WORK TO BE COMPLETED:
Copy all of the material word for word, except for the pictures.

* * * * * * * * *

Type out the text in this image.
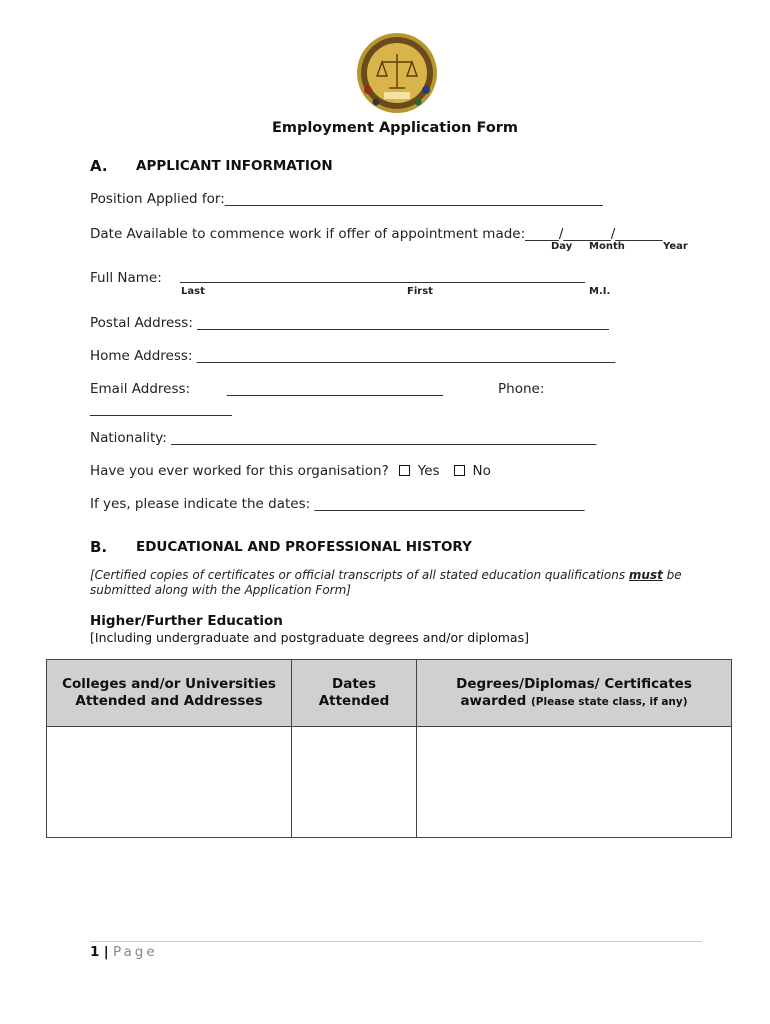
Employment Application Form
A. APPLICANT INFORMATION
Position Applied for:________________________________________________________
Date Available to commence work if offer of appointment made:_____/_______/_______
Day Month	Year
Full Name: ____________________________________________________________
Last	First	M.I.
Postal Address: _____________________________________________________________
Home Address: ______________________________________________________________
Email Address:	________________________________	Phone:
_____________________
Nationality: _______________________________________________________________
Have you ever worked for this organisation? Yes No
If yes, please indicate the dates: ________________________________________
B. EDUCATIONAL AND PROFESSIONAL HISTORY
[Certified copies of certificates or official transcripts of all stated education qualifications must be submitted along with the Application Form]
Higher/Further Education
[Including undergraduate and postgraduate degrees and/or diplomas]
Colleges and/or Universities Attended and Addresses	Dates Attended	Degrees/Diplomas/ Certificates awarded (Please state class, if any)

1 | Page
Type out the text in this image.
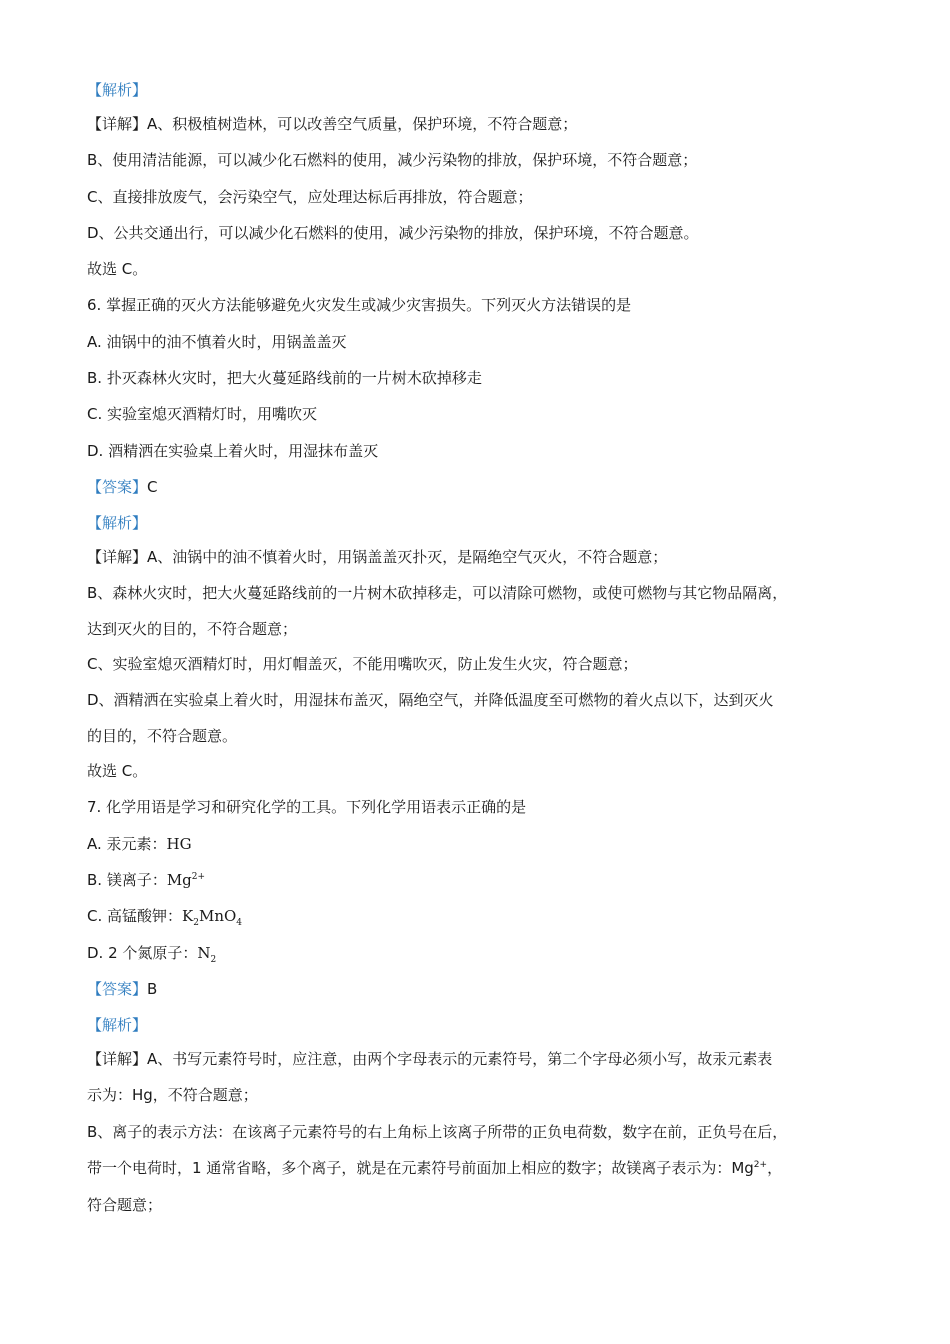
【解析】
【详解】A、积极植树造林，可以改善空气质量，保护环境，不符合题意；
B、使用清洁能源，可以减少化石燃料的使用，减少污染物的排放，保护环境，不符合题意；
C、直接排放废气，会污染空气，应处理达标后再排放，符合题意；
D、公共交通出行，可以减少化石燃料的使用，减少污染物的排放，保护环境，不符合题意。
故选 C。
6. 掌握正确的灭火方法能够避免火灾发生或减少灾害损失。下列灭火方法错误的是
A. 油锅中的油不慎着火时，用锅盖盖灭
B. 扑灭森林火灾时，把大火蔓延路线前的一片树木砍掉移走
C. 实验室熄灭酒精灯时，用嘴吹灭
D. 酒精洒在实验桌上着火时，用湿抹布盖灭
【答案】C
【解析】
【详解】A、油锅中的油不慎着火时，用锅盖盖灭扑灭，是隔绝空气灭火，不符合题意；
B、森林火灾时，把大火蔓延路线前的一片树木砍掉移走，可以清除可燃物，或使可燃物与其它物品隔离，
达到灭火的目的，不符合题意；
C、实验室熄灭酒精灯时，用灯帽盖灭，不能用嘴吹灭，防止发生火灾，符合题意；
D、酒精洒在实验桌上着火时，用湿抹布盖灭，隔绝空气，并降低温度至可燃物的着火点以下，达到灭火
的目的，不符合题意。
故选 C。
7. 化学用语是学习和研究化学的工具。下列化学用语表示正确的是
A. 汞元素：HG
B. 镁离子：$Mg^{2+}$
C. 高锰酸钾：$K_2MnO_4$
D. 2 个氮原子：$N_2$
【答案】B
【解析】
【详解】A、书写元素符号时，应注意，由两个字母表示的元素符号，第二个字母必须小写，故汞元素表
示为：Hg，不符合题意；
B、离子的表示方法：在该离子元素符号的右上角标上该离子所带的正负电荷数，数字在前，正负号在后，
带一个电荷时，1 通常省略，多个离子，就是在元素符号前面加上相应的数字；故镁离子表示为：$Mg^{2+}$，
符合题意；
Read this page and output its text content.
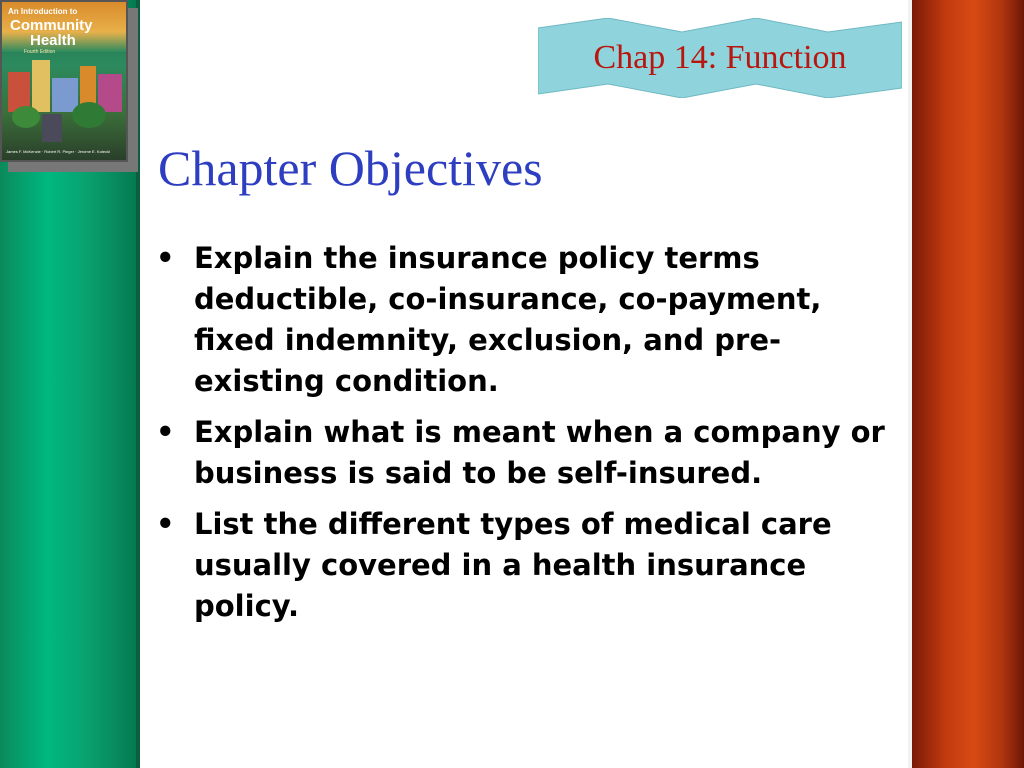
An Introduction to
Community
Health
Fourth Edition
James F. McKenzie · Robert R. Pinger · Jerome E. Kotecki
Chap 14: Function
Chapter Objectives
• Explain the insurance policy terms deductible, co-insurance, co-payment, fixed indemnity, exclusion, and pre-existing condition.
• Explain what is meant when a company or business is said to be self-insured.
• List the different types of medical care usually covered in a health insurance policy.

* * * * * * * * *

RESULT OF THE EXERCISE:
Type out the text in this image.
Employment Application Form
A. APPLICANT INFORMATION
Position Applied for:________________________________________________________
Date Available to commence work if offer of appointment made:_____/_______/_______
Day Month	Year
Full Name: ____________________________________________________________
Last	First	M.I.
Postal Address: _____________________________________________________________
Home Address: ______________________________________________________________
Email Address:	________________________________	Phone:
_____________________
Nationality: _______________________________________________________________
Have you ever worked for this organisation? Yes No
If yes, please indicate the dates: ________________________________________
B. EDUCATIONAL AND PROFESSIONAL HISTORY
[Certified copies of certificates or official transcripts of all stated education qualifications must be submitted along with the Application Form]
Higher/Further Education
[Including undergraduate and postgraduate degrees and/or diplomas]
Colleges and/or Universities Attended and Addresses	Dates Attended	Degrees/Diplomas/ Certificates awarded (Please state class, if any)

1 | Page
Type out the text in this image.
【解析】
【详解】A、积极植树造林，可以改善空气质量，保护环境，不符合题意；
B、使用清洁能源，可以减少化石燃料的使用，减少污染物的排放，保护环境，不符合题意；
C、直接排放废气，会污染空气，应处理达标后再排放，符合题意；
D、公共交通出行，可以减少化石燃料的使用，减少污染物的排放，保护环境，不符合题意。
故选 C。
6. 掌握正确的灭火方法能够避免火灾发生或减少灾害损失。下列灭火方法错误的是
A. 油锅中的油不慎着火时，用锅盖盖灭
B. 扑灭森林火灾时，把大火蔓延路线前的一片树木砍掉移走
C. 实验室熄灭酒精灯时，用嘴吹灭
D. 酒精洒在实验桌上着火时，用湿抹布盖灭
【答案】C
【解析】
【详解】A、油锅中的油不慎着火时，用锅盖盖灭扑灭，是隔绝空气灭火，不符合题意；
B、森林火灾时，把大火蔓延路线前的一片树木砍掉移走，可以清除可燃物，或使可燃物与其它物品隔离，
达到灭火的目的，不符合题意；
C、实验室熄灭酒精灯时，用灯帽盖灭，不能用嘴吹灭，防止发生火灾，符合题意；
D、酒精洒在实验桌上着火时，用湿抹布盖灭，隔绝空气，并降低温度至可燃物的着火点以下，达到灭火
的目的，不符合题意。
故选 C。
7. 化学用语是学习和研究化学的工具。下列化学用语表示正确的是
A. 汞元素：HG
B. 镁离子：$Mg^{2+}$
C. 高锰酸钾：$K_2MnO_4$
D. 2 个氮原子：$N_2$
【答案】B
【解析】
【详解】A、书写元素符号时，应注意，由两个字母表示的元素符号，第二个字母必须小写，故汞元素表
示为：Hg，不符合题意；
B、离子的表示方法：在该离子元素符号的右上角标上该离子所带的正负电荷数，数字在前，正负号在后，
带一个电荷时，1 通常省略，多个离子，就是在元素符号前面加上相应的数字；故镁离子表示为：$Mg^{2+}$，
符合题意；
Read this page and output its text content.
An Introduction to
Community
Health
Fourth Edition
James F. McKenzie · Robert R. Pinger · Jerome E. Kotecki
Chap 14: Function
Chapter Objectives
• Explain the insurance policy terms deductible, co-insurance, co-payment, fixed indemnity, exclusion, and pre-existing condition.
• Explain what is meant when a company or business is said to be self-insured.
• List the different types of medical care usually covered in a health insurance policy.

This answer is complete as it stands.